[BEGIN Text to read]

HOMEWARD BOUND
By any name, Globe Life Park has a special place in Gattis’ heart
ARLINGTON — The realization of Evan Gattis’ revival passed with little pomp or circumstance. He did not watch the third day of the 2010 MLB draft. Yells from a back room in his father’s home alerted him of his selection in the 23rd round by the Atlanta Braves — Gattis’ first reward since returning to the game that once spiraled his life into despair.
The family celebrated that night. The Seattle Mariners were playing the Texas Rangers. They piled into a car and drove 45 minutes to Rangers Ballpark at Arlington. Upon his entrance, Gattis spotted a Dallas Tigers shirt, the boy wearing it a part of that select baseball program’s elite, exclusive fraternity.
“This guy right here,” Jo Gattis told the boy, pointing at his son. “He used to play for the Tigers, too. He just got drafted.”
This was a father’s pride. Far too great to keep bottled up. Jo stared back at who his son once was, a youngster roaming this ballpark, and now was able to show what Evan Gattis could, and would, be.
Father and son spent so many afternoons here, a 24year-old Arlington stadium that’s seen three name chang-
es and soon will be vacated by its home team.
For Evan, the ballpark was a solace, perhaps the one constant in the baseball life of the Astros’ 31-year-old designated hitter.
The best month of Gattis’ sixyear major league career began here. Five hits in 17 at-bats during the Astros’ four-game sweep of the Rangers on June 7-10 spurred Gattis to an unconscious month — he collected 30 RBIs — and his club to the franchise’s first undefeated road trip of 10 or more games.
Last visit of 2018
Tuesday and Wednesday bring the final two games the Astros will play in Arlington this season, inside a ballpark Gattis has known since before it was even built.
During the early 1990s, there was a tour of the construction site in downtown Arlington. Peek at the Park they called it.
Jo snapped photographs of his 6-year-old son — in a T-ball uniform — at stakes marking where the pitcher’s mound and home plate now reside.

[END Text to read]
[BEGIN Dataset extract]

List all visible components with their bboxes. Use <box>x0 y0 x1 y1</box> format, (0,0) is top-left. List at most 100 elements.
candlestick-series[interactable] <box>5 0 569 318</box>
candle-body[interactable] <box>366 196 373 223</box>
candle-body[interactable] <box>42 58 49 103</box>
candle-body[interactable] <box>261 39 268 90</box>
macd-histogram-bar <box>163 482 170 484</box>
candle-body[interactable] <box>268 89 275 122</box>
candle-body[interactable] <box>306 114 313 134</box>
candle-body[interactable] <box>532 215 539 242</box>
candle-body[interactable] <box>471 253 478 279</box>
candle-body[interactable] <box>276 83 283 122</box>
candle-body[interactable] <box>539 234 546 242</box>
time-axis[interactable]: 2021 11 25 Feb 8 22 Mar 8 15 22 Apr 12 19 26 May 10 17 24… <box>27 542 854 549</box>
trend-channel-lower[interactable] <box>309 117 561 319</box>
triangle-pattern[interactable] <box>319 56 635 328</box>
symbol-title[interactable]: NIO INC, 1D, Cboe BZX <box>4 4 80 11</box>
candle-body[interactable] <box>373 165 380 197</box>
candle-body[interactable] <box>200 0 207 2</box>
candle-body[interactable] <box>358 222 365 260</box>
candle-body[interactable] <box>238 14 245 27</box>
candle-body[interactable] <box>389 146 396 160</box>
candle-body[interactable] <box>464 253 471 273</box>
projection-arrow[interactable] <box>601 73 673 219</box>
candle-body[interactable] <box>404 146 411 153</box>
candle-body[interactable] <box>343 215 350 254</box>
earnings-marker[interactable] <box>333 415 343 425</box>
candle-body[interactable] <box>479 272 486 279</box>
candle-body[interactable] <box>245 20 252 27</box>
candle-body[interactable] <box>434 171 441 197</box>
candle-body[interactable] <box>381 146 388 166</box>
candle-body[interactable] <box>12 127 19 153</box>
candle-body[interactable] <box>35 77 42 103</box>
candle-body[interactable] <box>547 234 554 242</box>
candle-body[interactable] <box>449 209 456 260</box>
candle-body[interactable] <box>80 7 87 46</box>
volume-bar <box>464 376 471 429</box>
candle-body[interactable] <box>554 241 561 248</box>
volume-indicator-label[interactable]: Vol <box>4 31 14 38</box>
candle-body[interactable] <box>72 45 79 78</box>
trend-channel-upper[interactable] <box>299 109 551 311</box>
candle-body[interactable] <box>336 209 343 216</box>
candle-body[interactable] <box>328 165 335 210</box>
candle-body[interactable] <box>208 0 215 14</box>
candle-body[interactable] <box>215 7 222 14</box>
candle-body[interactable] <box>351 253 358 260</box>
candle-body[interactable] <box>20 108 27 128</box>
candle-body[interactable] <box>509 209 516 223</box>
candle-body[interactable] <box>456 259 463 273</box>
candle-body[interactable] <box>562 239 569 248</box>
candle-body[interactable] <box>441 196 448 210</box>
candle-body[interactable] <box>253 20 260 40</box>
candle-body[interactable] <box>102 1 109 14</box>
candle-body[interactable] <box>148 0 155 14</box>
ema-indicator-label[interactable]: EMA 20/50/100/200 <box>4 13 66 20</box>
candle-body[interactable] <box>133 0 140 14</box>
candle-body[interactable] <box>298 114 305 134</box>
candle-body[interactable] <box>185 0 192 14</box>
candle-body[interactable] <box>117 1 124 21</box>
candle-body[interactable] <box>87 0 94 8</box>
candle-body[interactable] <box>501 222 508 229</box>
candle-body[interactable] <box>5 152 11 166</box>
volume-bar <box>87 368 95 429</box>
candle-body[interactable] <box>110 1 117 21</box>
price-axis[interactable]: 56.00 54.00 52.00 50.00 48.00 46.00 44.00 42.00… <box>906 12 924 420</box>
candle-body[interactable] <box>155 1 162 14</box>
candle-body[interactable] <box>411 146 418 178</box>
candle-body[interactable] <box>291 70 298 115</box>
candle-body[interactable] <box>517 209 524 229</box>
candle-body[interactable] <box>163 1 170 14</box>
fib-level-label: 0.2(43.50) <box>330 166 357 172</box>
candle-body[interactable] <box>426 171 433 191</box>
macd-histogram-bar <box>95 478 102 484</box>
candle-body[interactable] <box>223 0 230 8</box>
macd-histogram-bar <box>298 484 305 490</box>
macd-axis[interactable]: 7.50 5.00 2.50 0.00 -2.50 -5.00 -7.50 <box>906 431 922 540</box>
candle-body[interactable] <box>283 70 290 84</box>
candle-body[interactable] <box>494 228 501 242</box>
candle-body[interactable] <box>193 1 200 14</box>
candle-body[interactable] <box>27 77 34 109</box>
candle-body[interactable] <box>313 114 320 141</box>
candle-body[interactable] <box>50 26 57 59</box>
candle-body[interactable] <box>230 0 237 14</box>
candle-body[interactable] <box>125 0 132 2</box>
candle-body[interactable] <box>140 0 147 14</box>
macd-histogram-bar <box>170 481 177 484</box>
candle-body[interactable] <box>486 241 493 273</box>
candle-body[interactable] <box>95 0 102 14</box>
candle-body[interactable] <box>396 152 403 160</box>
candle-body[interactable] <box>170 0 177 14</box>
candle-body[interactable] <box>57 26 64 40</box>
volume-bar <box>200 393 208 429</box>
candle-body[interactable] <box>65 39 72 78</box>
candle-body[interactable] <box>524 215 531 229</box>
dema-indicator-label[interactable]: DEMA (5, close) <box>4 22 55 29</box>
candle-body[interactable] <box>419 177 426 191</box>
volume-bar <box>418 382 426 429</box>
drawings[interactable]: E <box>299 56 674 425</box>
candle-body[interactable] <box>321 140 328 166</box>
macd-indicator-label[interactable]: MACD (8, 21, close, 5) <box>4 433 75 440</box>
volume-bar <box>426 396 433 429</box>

[END Dataset extract]

> _Directions_: Reproduce the passage of the article on Evan Gattis and Globe Life Park that begins at the words "Last visit of" and ends after the words "was even built.".

> _Answer to the problem_:
Last visit of 2018
Tuesday and Wednesday bring the final two games the Astros will play in Arlington this season, inside a ballpark Gattis has known since before it was even built.